Part of a data file:

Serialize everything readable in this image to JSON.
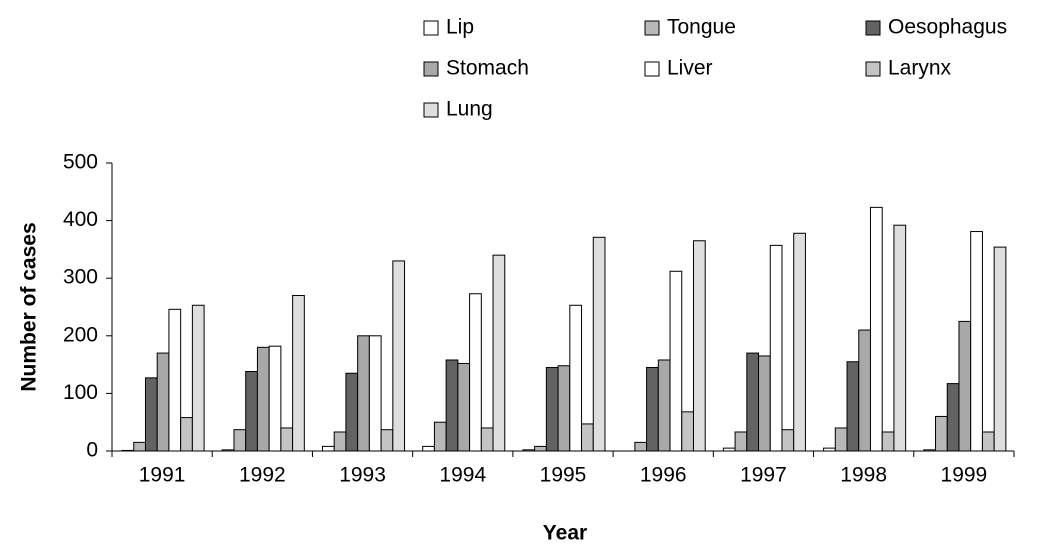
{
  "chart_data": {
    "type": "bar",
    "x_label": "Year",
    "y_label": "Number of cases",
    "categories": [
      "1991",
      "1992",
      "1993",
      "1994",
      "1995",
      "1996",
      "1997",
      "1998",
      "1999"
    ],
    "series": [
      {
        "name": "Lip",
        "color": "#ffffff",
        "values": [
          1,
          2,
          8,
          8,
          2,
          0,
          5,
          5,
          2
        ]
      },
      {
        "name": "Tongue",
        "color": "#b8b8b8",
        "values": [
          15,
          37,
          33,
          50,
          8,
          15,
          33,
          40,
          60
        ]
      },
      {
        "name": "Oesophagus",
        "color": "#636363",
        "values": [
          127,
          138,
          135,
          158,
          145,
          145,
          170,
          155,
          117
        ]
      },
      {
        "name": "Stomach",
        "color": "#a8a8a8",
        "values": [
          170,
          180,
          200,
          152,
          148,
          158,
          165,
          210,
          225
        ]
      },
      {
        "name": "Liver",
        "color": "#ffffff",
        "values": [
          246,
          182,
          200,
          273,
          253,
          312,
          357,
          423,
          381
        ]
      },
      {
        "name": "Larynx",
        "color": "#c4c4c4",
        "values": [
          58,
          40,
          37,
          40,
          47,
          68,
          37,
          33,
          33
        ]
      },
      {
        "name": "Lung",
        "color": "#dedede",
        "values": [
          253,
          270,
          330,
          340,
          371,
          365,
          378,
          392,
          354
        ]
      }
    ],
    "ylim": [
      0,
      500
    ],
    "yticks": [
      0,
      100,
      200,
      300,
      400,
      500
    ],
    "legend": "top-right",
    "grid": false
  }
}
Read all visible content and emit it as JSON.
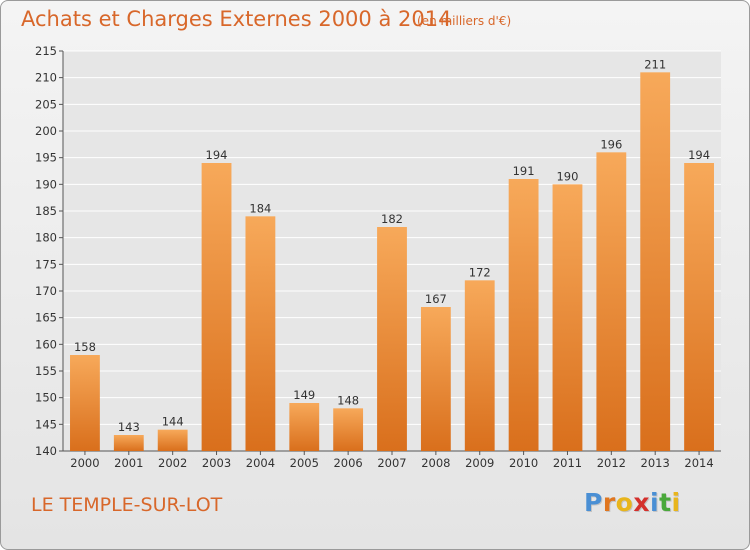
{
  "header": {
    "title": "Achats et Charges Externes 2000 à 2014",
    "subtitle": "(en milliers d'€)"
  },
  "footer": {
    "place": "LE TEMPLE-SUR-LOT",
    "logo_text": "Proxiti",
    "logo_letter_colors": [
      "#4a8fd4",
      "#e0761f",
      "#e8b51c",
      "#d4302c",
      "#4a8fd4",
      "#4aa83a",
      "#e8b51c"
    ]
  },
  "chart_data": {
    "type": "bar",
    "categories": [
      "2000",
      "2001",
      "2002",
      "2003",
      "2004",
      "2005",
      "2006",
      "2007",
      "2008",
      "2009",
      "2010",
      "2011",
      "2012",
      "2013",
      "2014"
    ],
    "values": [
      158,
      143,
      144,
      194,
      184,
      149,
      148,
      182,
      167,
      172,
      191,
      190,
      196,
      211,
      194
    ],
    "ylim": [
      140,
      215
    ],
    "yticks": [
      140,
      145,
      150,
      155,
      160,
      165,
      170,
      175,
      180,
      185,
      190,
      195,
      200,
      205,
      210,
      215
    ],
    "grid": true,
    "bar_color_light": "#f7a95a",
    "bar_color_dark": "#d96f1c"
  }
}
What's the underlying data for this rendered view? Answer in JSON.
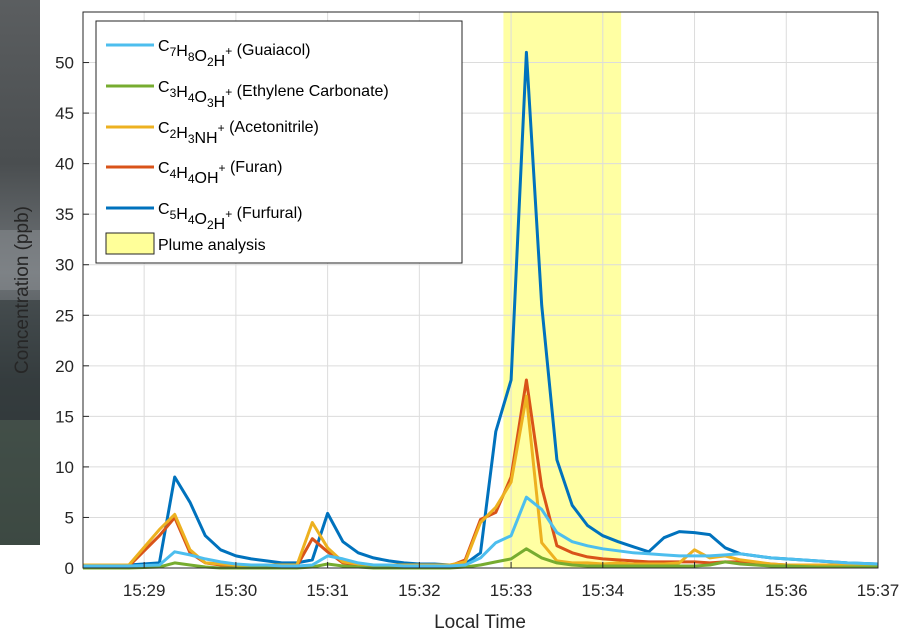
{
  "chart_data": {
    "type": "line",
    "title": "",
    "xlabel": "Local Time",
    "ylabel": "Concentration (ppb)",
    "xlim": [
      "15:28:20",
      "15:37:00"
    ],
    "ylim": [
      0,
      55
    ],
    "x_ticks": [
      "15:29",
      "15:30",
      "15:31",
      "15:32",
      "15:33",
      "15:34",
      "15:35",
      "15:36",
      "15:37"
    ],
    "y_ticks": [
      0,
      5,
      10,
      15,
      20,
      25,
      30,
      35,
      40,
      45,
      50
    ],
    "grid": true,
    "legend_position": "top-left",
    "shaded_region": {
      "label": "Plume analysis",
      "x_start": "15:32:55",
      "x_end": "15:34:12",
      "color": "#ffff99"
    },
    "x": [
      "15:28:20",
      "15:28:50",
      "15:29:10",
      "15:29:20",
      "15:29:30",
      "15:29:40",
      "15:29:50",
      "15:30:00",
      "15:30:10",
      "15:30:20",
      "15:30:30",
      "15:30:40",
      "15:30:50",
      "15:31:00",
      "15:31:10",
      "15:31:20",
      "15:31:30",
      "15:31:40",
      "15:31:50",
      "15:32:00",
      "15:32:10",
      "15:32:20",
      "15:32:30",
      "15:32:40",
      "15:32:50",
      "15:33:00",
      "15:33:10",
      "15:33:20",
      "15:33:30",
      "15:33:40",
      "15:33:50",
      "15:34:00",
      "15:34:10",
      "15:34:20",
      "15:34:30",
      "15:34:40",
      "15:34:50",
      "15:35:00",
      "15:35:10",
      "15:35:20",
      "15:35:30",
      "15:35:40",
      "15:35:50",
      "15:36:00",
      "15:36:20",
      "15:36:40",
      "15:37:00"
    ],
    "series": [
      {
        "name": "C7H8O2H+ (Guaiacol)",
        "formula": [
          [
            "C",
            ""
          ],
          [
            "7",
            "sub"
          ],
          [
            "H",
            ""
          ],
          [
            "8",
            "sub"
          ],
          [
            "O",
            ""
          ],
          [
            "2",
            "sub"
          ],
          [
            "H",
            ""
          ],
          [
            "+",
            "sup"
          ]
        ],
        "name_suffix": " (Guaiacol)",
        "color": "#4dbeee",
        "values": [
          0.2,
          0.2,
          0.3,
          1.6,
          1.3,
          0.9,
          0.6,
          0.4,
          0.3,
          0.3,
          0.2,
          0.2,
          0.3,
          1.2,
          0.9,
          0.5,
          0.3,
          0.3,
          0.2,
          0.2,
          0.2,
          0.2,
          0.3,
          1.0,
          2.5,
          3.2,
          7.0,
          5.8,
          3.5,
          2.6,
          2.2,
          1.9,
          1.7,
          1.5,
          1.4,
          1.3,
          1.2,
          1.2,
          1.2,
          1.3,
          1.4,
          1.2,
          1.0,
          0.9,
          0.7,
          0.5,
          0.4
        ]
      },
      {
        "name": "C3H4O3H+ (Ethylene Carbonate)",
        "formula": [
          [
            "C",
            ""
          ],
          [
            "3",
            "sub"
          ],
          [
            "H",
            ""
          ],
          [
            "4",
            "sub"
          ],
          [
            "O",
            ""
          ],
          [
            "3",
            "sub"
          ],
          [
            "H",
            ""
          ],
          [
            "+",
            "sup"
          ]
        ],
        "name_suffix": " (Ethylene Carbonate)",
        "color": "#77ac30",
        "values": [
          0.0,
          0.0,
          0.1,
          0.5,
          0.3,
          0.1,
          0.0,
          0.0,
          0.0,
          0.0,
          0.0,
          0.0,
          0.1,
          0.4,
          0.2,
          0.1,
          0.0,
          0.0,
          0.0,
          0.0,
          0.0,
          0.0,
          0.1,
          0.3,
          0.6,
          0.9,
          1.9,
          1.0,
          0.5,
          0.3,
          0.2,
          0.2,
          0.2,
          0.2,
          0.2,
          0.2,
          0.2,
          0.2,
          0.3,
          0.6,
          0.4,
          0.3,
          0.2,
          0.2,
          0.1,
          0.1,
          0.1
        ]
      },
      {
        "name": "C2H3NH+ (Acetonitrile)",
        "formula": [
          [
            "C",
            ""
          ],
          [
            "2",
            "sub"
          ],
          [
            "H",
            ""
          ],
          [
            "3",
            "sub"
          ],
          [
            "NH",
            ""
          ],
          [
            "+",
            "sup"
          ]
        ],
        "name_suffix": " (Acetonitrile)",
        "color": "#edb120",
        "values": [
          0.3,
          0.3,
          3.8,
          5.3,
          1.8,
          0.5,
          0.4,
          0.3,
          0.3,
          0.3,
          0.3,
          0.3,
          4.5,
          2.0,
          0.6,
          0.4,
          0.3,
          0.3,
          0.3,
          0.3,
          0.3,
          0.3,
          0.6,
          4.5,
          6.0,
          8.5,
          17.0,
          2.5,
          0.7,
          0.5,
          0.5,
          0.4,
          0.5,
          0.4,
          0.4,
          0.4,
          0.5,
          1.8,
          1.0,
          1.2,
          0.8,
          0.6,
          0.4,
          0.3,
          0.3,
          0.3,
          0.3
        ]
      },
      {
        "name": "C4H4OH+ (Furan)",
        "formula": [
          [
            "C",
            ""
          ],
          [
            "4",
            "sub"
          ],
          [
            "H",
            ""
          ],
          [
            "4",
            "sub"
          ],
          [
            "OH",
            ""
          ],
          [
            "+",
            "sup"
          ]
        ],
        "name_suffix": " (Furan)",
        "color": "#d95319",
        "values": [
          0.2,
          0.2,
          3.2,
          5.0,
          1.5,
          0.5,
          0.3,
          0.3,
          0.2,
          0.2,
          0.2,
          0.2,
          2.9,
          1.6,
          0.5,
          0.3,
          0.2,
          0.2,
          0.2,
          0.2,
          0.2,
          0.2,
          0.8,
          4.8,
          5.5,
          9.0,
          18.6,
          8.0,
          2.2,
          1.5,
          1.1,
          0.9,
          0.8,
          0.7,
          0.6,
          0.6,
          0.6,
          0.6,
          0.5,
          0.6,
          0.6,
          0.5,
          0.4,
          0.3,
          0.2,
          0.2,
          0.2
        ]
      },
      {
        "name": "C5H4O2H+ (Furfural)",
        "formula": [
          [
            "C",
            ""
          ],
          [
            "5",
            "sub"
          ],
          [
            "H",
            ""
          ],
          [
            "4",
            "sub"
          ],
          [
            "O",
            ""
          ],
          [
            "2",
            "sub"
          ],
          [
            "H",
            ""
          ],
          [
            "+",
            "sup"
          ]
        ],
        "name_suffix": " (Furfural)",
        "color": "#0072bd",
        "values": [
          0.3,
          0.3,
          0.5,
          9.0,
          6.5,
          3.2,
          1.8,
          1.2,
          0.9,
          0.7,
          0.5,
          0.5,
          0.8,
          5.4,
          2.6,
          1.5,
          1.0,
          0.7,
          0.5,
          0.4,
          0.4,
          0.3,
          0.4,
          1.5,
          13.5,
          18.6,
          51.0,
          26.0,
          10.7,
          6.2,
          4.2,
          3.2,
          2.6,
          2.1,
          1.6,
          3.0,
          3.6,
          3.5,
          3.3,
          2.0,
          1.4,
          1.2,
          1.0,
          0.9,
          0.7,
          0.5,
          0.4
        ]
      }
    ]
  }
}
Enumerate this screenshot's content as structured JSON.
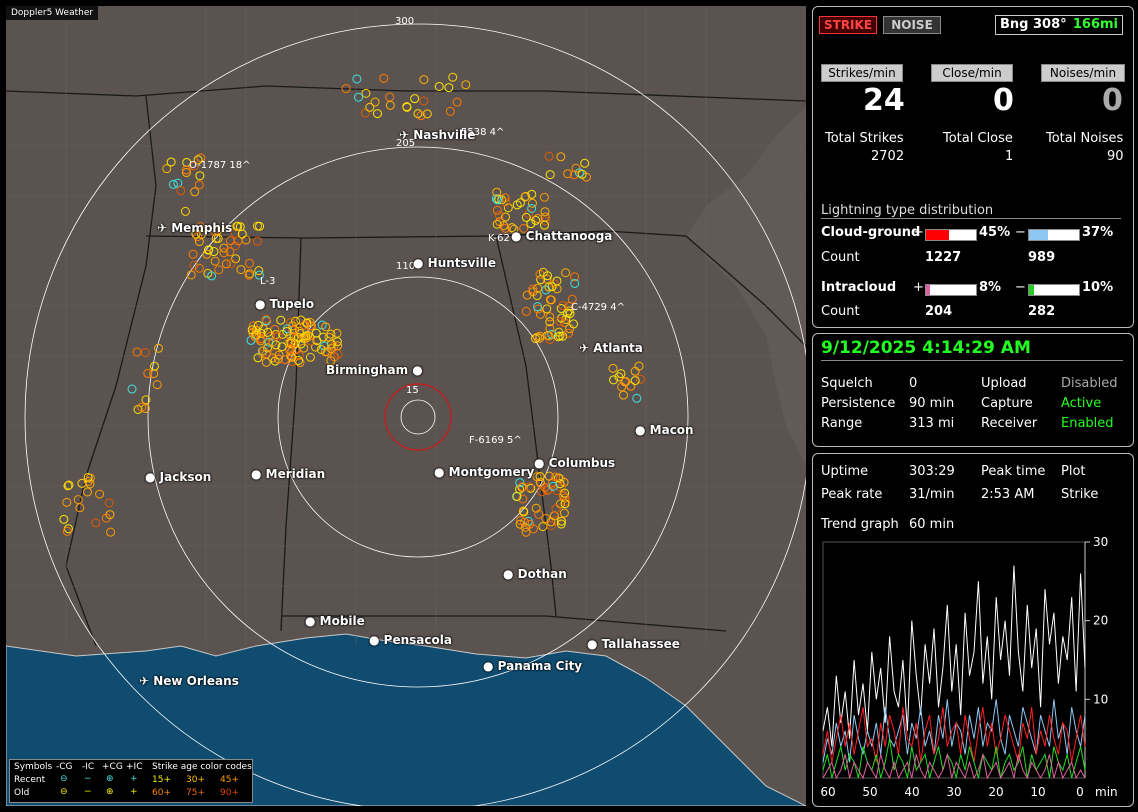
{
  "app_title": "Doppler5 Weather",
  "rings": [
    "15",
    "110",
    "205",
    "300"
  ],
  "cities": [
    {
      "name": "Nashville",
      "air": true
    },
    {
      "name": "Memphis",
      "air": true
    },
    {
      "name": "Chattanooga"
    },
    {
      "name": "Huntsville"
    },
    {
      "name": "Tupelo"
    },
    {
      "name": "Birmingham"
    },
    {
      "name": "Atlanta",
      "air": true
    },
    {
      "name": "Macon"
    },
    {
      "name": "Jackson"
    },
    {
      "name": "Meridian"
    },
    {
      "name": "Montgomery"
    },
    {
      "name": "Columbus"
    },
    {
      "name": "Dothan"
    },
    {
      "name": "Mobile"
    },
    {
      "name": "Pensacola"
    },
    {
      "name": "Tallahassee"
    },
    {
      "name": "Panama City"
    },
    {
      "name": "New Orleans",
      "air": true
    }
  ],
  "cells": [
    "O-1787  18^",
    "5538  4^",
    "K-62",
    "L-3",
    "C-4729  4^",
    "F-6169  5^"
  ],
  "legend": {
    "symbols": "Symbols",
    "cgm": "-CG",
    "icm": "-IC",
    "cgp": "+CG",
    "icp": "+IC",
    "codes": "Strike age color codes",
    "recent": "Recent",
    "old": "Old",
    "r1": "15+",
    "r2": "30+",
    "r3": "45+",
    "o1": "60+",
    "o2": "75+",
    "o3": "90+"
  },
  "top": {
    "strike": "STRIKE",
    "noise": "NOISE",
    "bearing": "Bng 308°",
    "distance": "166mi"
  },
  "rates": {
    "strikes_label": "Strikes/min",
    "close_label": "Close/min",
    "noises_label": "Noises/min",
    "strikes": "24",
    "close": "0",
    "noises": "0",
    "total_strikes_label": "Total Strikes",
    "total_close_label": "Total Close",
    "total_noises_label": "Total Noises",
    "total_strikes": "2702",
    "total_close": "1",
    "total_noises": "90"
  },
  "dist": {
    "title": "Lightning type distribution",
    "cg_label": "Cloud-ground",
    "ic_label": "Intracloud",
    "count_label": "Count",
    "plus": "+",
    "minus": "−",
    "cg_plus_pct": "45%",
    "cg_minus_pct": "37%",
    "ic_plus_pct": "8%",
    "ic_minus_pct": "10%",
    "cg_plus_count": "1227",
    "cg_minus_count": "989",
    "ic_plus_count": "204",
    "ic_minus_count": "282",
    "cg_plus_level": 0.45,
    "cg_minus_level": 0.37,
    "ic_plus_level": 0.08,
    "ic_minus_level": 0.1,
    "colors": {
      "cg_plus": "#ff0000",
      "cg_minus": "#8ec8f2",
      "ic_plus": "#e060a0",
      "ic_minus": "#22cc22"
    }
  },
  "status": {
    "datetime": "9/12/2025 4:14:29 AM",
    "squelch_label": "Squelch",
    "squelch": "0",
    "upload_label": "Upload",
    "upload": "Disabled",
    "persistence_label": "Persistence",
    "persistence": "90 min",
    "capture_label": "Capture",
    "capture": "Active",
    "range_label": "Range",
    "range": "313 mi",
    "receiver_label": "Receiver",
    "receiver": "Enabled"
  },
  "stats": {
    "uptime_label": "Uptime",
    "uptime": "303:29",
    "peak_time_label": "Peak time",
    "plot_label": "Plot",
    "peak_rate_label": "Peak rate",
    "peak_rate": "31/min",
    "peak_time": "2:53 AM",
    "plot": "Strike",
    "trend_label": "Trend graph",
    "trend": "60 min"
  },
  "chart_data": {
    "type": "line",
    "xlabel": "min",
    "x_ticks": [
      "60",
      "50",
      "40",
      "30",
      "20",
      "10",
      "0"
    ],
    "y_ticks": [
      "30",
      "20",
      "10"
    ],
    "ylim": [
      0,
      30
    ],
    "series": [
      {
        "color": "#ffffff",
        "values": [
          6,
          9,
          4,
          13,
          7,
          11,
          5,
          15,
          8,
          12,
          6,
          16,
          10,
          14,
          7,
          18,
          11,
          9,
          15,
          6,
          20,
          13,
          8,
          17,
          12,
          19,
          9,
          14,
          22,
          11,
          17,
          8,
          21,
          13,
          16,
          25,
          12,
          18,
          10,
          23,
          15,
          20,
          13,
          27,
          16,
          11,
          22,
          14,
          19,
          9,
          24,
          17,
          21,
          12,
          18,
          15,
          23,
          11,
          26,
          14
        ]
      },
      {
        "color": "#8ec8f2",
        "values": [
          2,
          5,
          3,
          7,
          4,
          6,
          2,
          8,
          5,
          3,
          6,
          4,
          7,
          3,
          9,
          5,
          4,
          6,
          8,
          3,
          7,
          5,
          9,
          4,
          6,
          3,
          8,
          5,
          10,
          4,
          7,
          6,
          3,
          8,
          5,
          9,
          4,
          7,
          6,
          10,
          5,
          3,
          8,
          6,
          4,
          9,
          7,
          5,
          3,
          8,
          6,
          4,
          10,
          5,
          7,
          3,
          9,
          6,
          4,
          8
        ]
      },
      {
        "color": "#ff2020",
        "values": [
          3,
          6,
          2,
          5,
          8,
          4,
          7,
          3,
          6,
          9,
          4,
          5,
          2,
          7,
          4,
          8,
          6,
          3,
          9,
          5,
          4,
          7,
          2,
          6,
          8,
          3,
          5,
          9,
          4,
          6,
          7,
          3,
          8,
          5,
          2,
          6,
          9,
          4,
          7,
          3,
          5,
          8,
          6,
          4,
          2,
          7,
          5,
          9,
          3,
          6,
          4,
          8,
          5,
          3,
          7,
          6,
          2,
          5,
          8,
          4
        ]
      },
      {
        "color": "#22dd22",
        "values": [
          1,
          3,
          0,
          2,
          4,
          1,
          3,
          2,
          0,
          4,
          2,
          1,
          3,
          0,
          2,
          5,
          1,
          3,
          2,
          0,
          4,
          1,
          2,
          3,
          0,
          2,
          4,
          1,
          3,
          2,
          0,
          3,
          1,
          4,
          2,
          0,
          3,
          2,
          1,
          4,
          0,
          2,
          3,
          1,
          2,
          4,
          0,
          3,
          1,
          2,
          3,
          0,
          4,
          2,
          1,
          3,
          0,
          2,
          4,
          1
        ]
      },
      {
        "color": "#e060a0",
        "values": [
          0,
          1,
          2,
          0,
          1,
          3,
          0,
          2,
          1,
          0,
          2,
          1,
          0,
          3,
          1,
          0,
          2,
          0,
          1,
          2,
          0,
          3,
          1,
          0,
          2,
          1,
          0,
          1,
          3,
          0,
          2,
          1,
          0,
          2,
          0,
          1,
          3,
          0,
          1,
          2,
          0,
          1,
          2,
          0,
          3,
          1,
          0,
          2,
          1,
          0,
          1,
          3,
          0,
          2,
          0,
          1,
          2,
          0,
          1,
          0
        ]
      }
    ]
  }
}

Directive: From the listing above, copy all lines holding the word "Carbonate".

Solution below:
        "name": "C3H4O3H+ (Ethylene Carbonate)",
        "name_suffix": " (Ethylene Carbonate)",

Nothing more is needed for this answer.